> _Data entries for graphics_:
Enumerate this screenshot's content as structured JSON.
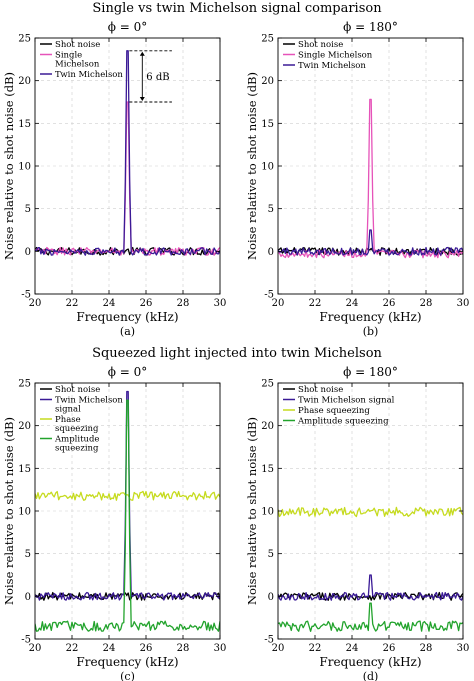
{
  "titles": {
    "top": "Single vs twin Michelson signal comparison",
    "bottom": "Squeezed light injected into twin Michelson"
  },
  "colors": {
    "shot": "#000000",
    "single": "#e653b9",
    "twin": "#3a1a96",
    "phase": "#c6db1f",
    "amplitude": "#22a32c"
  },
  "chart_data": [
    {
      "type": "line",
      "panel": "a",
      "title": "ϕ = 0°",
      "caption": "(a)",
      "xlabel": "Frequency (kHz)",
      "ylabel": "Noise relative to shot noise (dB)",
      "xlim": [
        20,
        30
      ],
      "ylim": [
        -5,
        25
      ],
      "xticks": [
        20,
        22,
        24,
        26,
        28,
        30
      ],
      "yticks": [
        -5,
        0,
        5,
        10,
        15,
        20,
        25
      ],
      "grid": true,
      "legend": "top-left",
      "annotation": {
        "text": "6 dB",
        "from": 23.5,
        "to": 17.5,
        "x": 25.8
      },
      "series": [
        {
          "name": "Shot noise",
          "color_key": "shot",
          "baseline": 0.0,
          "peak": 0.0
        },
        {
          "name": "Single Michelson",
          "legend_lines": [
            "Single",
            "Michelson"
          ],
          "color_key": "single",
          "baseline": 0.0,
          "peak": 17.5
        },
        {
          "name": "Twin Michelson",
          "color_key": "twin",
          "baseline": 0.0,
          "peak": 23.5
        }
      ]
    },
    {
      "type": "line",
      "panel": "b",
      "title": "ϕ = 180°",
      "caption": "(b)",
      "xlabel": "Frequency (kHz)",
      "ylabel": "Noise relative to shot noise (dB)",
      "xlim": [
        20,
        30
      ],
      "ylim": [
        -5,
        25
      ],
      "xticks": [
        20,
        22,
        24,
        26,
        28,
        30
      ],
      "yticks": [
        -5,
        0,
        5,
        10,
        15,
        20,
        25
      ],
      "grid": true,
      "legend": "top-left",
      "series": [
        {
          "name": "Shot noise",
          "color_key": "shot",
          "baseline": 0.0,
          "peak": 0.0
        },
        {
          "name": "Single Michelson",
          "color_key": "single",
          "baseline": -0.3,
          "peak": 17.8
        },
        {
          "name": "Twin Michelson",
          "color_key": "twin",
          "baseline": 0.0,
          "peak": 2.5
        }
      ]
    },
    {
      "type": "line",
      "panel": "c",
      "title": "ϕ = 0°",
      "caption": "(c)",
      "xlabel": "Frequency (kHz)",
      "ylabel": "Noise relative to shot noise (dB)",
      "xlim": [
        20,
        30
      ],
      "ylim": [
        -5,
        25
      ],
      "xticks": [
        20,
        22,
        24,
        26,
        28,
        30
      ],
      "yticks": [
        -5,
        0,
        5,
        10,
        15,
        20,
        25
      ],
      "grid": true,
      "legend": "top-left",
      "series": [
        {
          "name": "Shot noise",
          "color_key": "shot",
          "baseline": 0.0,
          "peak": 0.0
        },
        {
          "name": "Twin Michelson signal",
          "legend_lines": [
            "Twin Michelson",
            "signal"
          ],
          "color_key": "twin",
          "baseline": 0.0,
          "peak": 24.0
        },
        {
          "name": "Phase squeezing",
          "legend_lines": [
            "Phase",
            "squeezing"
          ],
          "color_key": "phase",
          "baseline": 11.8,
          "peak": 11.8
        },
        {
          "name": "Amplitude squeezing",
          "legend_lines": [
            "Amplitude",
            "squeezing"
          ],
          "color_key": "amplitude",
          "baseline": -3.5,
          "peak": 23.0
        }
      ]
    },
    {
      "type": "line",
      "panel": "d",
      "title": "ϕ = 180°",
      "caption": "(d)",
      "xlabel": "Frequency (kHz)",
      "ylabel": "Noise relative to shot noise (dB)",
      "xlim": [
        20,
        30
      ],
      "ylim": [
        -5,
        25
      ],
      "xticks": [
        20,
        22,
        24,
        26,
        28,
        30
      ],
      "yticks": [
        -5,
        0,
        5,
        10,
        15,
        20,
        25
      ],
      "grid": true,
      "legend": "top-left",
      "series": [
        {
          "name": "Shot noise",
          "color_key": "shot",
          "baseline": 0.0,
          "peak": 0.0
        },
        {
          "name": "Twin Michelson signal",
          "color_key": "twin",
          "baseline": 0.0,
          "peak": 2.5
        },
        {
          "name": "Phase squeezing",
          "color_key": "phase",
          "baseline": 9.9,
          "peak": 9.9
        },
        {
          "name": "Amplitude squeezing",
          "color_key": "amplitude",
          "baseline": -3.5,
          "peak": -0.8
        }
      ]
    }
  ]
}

> _What is expected_:
Make an exact copy of every entry above, minus the images.

> _Problem solution_:
Enumerate this screenshot's content as structured JSON.
{
  "titles": {
    "top": "Single vs twin Michelson signal comparison",
    "bottom": "Squeezed light injected into twin Michelson"
  },
  "colors": {
    "shot": "#000000",
    "single": "#e653b9",
    "twin": "#3a1a96",
    "phase": "#c6db1f",
    "amplitude": "#22a32c"
  },
  "chart_data": [
    {
      "type": "line",
      "panel": "a",
      "title": "ϕ = 0°",
      "caption": "(a)",
      "xlabel": "Frequency (kHz)",
      "ylabel": "Noise relative to shot noise (dB)",
      "xlim": [
        20,
        30
      ],
      "ylim": [
        -5,
        25
      ],
      "xticks": [
        20,
        22,
        24,
        26,
        28,
        30
      ],
      "yticks": [
        -5,
        0,
        5,
        10,
        15,
        20,
        25
      ],
      "grid": true,
      "legend": "top-left",
      "annotation": {
        "text": "6 dB",
        "from": 23.5,
        "to": 17.5,
        "x": 25.8
      },
      "series": [
        {
          "name": "Shot noise",
          "color_key": "shot",
          "baseline": 0.0,
          "peak": 0.0
        },
        {
          "name": "Single Michelson",
          "legend_lines": [
            "Single",
            "Michelson"
          ],
          "color_key": "single",
          "baseline": 0.0,
          "peak": 17.5
        },
        {
          "name": "Twin Michelson",
          "color_key": "twin",
          "baseline": 0.0,
          "peak": 23.5
        }
      ]
    },
    {
      "type": "line",
      "panel": "b",
      "title": "ϕ = 180°",
      "caption": "(b)",
      "xlabel": "Frequency (kHz)",
      "ylabel": "Noise relative to shot noise (dB)",
      "xlim": [
        20,
        30
      ],
      "ylim": [
        -5,
        25
      ],
      "xticks": [
        20,
        22,
        24,
        26,
        28,
        30
      ],
      "yticks": [
        -5,
        0,
        5,
        10,
        15,
        20,
        25
      ],
      "grid": true,
      "legend": "top-left",
      "series": [
        {
          "name": "Shot noise",
          "color_key": "shot",
          "baseline": 0.0,
          "peak": 0.0
        },
        {
          "name": "Single Michelson",
          "color_key": "single",
          "baseline": -0.3,
          "peak": 17.8
        },
        {
          "name": "Twin Michelson",
          "color_key": "twin",
          "baseline": 0.0,
          "peak": 2.5
        }
      ]
    },
    {
      "type": "line",
      "panel": "c",
      "title": "ϕ = 0°",
      "caption": "(c)",
      "xlabel": "Frequency (kHz)",
      "ylabel": "Noise relative to shot noise (dB)",
      "xlim": [
        20,
        30
      ],
      "ylim": [
        -5,
        25
      ],
      "xticks": [
        20,
        22,
        24,
        26,
        28,
        30
      ],
      "yticks": [
        -5,
        0,
        5,
        10,
        15,
        20,
        25
      ],
      "grid": true,
      "legend": "top-left",
      "series": [
        {
          "name": "Shot noise",
          "color_key": "shot",
          "baseline": 0.0,
          "peak": 0.0
        },
        {
          "name": "Twin Michelson signal",
          "legend_lines": [
            "Twin Michelson",
            "signal"
          ],
          "color_key": "twin",
          "baseline": 0.0,
          "peak": 24.0
        },
        {
          "name": "Phase squeezing",
          "legend_lines": [
            "Phase",
            "squeezing"
          ],
          "color_key": "phase",
          "baseline": 11.8,
          "peak": 11.8
        },
        {
          "name": "Amplitude squeezing",
          "legend_lines": [
            "Amplitude",
            "squeezing"
          ],
          "color_key": "amplitude",
          "baseline": -3.5,
          "peak": 23.0
        }
      ]
    },
    {
      "type": "line",
      "panel": "d",
      "title": "ϕ = 180°",
      "caption": "(d)",
      "xlabel": "Frequency (kHz)",
      "ylabel": "Noise relative to shot noise (dB)",
      "xlim": [
        20,
        30
      ],
      "ylim": [
        -5,
        25
      ],
      "xticks": [
        20,
        22,
        24,
        26,
        28,
        30
      ],
      "yticks": [
        -5,
        0,
        5,
        10,
        15,
        20,
        25
      ],
      "grid": true,
      "legend": "top-left",
      "series": [
        {
          "name": "Shot noise",
          "color_key": "shot",
          "baseline": 0.0,
          "peak": 0.0
        },
        {
          "name": "Twin Michelson signal",
          "color_key": "twin",
          "baseline": 0.0,
          "peak": 2.5
        },
        {
          "name": "Phase squeezing",
          "color_key": "phase",
          "baseline": 9.9,
          "peak": 9.9
        },
        {
          "name": "Amplitude squeezing",
          "color_key": "amplitude",
          "baseline": -3.5,
          "peak": -0.8
        }
      ]
    }
  ]
}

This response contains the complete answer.